Written exercise: Wherever a line below holds the word "label", copy that line.

[Extracted data entries]

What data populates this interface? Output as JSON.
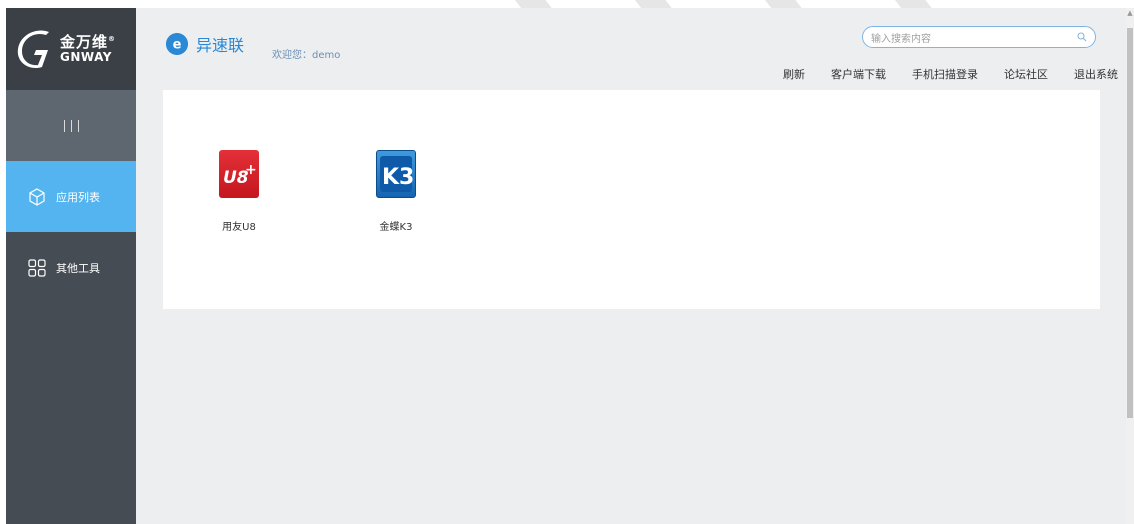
{
  "logo": {
    "cn": "金万维",
    "en": "GNWAY",
    "mark": "®"
  },
  "sidebar": {
    "items": [
      {
        "label": "应用列表",
        "icon": "cube-icon",
        "active": true
      },
      {
        "label": "其他工具",
        "icon": "grid-icon",
        "active": false
      }
    ]
  },
  "header": {
    "brand": "异速联",
    "welcome": "欢迎您：demo",
    "search_placeholder": "输入搜索内容",
    "links": [
      "刷新",
      "客户端下载",
      "手机扫描登录",
      "论坛社区",
      "退出系统"
    ]
  },
  "apps": [
    {
      "label": "用友U8",
      "icon": "u8-app-icon",
      "badge": "U8",
      "plus": "+"
    },
    {
      "label": "金蝶K3",
      "icon": "k3-app-icon",
      "badge": "K3"
    }
  ],
  "colors": {
    "sidebar": "#454c53",
    "active": "#54b4f0",
    "brand": "#2a88d5",
    "background": "#edeef0"
  }
}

Final result:
        "label": "应用列表",
        "label": "其他工具",
      "label": "用友U8",
      "label": "金蝶K3",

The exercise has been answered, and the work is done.